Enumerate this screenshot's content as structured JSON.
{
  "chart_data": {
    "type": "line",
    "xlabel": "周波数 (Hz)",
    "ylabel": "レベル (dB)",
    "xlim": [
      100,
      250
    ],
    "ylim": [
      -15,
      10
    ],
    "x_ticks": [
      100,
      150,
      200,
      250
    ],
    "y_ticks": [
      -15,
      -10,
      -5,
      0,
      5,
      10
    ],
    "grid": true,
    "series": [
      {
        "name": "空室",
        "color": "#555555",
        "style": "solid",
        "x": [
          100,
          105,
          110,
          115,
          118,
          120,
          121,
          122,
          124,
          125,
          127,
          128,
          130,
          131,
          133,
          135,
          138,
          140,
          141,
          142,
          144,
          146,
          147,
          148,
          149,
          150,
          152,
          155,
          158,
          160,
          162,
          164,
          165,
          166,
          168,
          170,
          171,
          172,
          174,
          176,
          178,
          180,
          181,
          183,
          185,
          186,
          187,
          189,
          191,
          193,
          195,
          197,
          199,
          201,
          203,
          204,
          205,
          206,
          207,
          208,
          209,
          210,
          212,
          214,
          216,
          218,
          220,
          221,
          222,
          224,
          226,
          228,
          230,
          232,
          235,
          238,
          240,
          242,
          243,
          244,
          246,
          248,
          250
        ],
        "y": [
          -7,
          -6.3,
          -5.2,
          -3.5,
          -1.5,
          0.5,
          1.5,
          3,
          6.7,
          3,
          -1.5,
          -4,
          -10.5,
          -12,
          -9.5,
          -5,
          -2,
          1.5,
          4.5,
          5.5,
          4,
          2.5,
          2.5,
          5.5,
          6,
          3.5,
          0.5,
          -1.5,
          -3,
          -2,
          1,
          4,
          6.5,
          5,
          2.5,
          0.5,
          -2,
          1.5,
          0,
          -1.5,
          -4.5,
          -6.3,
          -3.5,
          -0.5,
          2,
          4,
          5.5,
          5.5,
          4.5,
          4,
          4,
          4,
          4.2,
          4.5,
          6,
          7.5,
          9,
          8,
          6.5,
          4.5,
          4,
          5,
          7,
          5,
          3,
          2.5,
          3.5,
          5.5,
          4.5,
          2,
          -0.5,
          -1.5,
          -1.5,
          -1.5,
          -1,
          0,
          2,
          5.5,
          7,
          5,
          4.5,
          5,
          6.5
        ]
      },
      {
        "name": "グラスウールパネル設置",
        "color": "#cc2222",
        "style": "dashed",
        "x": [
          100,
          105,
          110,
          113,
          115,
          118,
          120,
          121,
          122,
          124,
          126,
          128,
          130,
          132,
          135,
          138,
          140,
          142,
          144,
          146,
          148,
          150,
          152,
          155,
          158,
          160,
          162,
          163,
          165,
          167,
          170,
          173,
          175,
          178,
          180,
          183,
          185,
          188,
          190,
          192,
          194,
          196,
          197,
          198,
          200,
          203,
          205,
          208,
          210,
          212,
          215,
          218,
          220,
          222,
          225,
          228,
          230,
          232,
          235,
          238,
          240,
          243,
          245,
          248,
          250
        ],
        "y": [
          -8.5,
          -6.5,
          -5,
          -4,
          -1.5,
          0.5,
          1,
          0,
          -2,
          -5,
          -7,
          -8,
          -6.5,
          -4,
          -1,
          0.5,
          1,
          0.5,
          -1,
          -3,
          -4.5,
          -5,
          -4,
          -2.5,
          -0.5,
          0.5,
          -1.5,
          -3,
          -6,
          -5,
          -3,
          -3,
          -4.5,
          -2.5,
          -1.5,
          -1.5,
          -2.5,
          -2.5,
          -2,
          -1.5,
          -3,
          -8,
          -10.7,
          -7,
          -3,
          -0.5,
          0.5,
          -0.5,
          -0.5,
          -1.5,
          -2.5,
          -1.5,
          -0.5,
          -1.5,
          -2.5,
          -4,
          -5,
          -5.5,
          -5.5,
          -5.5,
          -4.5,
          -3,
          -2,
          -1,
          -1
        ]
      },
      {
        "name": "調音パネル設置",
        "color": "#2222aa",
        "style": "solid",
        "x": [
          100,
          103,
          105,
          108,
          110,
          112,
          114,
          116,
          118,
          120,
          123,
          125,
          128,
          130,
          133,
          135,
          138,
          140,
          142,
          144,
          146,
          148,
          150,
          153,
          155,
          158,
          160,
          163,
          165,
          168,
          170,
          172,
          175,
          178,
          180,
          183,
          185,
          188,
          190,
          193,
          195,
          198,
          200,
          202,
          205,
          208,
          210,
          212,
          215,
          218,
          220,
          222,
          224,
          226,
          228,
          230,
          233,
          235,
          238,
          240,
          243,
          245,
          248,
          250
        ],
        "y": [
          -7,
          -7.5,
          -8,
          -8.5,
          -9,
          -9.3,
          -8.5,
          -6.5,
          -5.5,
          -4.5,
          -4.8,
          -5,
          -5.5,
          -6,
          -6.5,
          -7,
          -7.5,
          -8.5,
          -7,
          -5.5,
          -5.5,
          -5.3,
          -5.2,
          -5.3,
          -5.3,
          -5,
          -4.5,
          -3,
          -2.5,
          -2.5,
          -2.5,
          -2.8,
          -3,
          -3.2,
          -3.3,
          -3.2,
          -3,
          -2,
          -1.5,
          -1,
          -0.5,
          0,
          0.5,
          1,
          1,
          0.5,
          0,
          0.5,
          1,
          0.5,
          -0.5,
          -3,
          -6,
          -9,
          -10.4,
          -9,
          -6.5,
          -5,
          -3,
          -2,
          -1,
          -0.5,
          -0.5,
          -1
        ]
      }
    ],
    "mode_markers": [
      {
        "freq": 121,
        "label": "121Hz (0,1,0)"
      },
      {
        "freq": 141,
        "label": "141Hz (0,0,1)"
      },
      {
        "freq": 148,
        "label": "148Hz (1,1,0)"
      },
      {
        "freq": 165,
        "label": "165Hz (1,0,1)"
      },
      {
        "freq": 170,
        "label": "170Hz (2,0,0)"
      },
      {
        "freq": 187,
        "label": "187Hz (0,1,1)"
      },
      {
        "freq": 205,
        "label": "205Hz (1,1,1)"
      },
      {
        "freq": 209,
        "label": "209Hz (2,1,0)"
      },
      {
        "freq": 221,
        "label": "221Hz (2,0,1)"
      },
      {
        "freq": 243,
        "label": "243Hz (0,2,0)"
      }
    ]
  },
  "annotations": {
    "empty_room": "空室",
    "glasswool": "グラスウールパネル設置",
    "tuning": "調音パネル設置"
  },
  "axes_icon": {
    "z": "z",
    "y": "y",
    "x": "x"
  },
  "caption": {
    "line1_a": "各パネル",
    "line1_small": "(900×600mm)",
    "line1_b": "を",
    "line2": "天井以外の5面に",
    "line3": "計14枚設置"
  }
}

----

# Exercise task
Search the data for "name". Copy every line that has it.

# Answer to this problem
        "name": "空室",
        "name": "グラスウールパネル設置",
        "name": "調音パネル設置",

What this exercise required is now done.